WHAT IS NEEDED
Copy the lines holding the word "type", all of them.

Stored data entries
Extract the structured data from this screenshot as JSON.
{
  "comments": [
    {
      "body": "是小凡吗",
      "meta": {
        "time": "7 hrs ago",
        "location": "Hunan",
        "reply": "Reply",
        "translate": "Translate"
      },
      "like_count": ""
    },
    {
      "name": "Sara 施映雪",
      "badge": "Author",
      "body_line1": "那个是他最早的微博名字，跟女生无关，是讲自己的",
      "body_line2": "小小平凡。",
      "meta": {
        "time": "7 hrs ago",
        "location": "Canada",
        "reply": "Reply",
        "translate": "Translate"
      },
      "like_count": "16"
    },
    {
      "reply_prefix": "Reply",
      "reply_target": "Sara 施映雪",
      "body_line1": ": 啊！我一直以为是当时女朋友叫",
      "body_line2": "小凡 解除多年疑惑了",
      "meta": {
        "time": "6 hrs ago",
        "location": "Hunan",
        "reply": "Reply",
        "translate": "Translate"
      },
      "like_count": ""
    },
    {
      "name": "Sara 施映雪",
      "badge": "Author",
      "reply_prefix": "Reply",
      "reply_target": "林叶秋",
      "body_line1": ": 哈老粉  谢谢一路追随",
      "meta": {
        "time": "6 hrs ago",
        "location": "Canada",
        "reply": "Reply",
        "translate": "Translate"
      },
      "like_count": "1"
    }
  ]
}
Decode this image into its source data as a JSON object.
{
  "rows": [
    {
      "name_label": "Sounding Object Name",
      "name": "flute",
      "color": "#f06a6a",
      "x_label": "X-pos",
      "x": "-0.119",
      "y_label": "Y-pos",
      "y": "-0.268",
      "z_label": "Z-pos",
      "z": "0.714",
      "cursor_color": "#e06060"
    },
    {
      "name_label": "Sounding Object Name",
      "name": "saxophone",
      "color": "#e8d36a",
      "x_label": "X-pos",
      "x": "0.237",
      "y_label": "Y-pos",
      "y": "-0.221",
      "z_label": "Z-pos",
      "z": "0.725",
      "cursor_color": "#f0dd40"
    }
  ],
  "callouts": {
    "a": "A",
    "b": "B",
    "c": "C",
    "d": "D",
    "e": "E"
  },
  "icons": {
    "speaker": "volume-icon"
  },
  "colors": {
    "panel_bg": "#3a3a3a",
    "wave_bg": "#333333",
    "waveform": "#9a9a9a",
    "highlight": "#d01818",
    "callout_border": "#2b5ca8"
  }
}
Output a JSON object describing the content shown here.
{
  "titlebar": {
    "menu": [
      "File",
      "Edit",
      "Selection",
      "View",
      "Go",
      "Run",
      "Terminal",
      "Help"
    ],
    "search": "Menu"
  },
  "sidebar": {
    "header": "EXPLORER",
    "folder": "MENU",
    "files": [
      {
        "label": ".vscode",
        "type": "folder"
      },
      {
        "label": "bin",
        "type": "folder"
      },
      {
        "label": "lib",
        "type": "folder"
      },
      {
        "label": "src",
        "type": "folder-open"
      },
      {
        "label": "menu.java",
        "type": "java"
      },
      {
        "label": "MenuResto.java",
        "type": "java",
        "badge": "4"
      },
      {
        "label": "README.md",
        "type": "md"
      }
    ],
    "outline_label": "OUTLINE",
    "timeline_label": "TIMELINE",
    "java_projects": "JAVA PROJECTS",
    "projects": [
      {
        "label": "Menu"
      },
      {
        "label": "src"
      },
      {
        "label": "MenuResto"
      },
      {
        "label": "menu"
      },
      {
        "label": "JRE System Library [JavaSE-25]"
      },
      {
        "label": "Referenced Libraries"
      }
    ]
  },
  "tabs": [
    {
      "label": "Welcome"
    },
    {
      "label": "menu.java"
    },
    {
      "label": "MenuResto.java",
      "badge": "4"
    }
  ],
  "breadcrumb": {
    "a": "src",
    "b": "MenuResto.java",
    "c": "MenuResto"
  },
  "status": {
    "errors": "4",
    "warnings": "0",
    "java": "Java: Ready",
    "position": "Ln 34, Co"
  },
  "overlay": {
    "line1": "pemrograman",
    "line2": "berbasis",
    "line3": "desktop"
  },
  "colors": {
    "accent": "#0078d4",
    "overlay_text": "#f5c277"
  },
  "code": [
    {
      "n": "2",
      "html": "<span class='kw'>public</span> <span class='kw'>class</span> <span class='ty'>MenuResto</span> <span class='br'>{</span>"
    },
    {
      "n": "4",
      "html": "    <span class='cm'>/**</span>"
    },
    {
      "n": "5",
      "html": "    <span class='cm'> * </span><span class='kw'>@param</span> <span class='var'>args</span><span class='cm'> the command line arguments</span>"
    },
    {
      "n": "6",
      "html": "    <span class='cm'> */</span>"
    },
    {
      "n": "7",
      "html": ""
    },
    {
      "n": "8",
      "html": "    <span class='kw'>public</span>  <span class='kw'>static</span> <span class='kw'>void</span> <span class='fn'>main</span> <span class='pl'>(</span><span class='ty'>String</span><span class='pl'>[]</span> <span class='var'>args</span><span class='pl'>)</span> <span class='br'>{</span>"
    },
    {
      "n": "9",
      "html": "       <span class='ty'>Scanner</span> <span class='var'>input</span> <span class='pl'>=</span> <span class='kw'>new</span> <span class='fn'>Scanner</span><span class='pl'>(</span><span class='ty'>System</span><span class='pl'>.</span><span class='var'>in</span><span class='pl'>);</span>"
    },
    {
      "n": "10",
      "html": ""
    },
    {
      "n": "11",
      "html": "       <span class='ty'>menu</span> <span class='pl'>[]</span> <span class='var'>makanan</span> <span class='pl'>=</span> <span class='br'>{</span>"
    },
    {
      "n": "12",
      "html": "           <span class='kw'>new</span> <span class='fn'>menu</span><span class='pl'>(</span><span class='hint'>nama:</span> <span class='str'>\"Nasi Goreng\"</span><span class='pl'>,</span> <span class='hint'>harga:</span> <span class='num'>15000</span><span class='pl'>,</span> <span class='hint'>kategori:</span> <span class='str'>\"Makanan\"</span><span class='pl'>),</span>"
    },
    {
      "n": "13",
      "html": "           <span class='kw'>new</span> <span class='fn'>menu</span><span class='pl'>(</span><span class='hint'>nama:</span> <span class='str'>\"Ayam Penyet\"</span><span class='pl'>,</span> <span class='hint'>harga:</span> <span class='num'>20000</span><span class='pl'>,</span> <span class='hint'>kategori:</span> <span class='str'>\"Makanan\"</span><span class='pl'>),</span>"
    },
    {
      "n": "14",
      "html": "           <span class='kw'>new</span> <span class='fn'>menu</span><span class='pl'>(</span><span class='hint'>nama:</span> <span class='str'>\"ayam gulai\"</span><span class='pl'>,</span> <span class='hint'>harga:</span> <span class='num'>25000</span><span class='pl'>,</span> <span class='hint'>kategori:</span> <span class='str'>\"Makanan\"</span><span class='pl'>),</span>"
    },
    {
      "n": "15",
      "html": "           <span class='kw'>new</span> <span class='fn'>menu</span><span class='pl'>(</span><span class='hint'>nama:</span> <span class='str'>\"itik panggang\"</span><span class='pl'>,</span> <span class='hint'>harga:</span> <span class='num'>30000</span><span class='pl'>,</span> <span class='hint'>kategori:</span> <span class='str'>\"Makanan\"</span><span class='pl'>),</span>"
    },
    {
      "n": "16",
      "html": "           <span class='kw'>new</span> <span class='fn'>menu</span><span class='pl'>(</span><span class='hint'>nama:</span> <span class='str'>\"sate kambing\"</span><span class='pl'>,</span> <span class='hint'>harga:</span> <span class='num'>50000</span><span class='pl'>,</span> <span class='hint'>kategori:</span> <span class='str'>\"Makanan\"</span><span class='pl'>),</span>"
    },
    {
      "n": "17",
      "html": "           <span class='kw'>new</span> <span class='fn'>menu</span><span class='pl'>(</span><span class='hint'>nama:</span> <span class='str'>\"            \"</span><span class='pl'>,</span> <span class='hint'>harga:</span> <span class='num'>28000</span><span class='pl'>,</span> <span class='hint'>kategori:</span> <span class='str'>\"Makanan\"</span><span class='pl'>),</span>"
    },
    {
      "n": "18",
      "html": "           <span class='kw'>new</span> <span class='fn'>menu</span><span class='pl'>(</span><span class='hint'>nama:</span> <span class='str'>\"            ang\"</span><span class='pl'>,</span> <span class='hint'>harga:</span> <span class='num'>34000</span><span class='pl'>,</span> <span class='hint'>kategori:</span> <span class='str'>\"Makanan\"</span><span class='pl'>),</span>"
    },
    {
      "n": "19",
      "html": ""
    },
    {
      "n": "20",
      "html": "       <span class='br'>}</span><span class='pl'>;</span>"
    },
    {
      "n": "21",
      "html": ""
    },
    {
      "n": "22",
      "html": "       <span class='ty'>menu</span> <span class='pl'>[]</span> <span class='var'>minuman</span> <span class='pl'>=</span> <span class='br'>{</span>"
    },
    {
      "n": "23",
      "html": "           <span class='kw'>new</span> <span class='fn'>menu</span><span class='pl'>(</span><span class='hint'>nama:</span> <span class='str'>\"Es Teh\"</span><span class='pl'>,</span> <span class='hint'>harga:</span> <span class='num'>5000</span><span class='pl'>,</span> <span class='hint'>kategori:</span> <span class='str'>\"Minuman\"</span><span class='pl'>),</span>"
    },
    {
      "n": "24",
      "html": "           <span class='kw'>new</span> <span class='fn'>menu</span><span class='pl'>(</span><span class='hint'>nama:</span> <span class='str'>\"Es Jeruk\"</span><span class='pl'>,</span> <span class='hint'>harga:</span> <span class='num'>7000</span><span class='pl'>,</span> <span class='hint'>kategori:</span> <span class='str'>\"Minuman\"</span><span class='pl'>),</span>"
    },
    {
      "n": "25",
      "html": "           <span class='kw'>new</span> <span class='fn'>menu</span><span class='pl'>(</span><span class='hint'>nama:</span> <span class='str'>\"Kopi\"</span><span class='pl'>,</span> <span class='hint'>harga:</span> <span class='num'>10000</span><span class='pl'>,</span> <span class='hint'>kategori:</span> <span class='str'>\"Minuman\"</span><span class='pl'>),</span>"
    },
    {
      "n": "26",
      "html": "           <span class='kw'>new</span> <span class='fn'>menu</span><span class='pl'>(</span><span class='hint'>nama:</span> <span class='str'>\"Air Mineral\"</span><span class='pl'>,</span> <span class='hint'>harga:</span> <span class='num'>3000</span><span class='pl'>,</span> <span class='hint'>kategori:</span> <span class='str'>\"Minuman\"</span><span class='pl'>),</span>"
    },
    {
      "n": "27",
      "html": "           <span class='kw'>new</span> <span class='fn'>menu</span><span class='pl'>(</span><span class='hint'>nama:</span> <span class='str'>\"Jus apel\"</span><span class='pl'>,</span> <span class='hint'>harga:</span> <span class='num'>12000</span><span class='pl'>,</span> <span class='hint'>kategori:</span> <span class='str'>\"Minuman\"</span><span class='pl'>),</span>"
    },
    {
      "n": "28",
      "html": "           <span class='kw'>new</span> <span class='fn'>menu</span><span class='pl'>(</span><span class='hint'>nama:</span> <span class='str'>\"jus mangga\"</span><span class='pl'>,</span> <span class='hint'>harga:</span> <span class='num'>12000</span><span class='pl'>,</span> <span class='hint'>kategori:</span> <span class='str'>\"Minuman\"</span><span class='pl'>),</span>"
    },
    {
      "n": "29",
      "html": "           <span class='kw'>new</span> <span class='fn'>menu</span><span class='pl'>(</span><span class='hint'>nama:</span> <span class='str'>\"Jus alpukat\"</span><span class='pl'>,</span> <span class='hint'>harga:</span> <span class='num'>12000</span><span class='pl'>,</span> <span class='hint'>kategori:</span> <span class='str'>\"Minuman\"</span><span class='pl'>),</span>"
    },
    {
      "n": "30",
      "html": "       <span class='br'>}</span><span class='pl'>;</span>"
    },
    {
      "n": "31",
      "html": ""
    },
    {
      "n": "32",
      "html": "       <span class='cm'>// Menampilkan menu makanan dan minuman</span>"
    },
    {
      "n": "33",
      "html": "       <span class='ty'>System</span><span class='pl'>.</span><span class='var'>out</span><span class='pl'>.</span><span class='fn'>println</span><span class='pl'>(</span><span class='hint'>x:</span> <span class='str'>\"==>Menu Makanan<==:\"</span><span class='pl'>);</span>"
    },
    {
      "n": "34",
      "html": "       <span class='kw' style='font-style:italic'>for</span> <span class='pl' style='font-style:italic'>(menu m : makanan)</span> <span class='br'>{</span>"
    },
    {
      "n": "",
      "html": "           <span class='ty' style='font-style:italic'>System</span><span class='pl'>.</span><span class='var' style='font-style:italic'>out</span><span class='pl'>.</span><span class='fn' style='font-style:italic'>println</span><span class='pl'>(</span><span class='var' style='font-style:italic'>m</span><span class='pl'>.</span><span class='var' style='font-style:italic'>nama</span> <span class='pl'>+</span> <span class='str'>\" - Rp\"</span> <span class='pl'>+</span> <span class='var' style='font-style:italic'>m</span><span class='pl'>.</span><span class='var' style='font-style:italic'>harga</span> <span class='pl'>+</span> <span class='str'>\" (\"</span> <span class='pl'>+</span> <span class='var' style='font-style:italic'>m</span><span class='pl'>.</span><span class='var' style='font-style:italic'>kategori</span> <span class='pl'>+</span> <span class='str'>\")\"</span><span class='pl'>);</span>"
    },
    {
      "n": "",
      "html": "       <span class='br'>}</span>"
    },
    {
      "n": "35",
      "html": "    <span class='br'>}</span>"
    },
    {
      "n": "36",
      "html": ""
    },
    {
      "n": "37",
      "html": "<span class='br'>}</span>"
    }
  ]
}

RESULT OF THE TASK
        "type": "folder"
        "type": "folder"
        "type": "folder"
        "type": "folder-open"
        "type": "java"
        "type": "java",
        "type": "md"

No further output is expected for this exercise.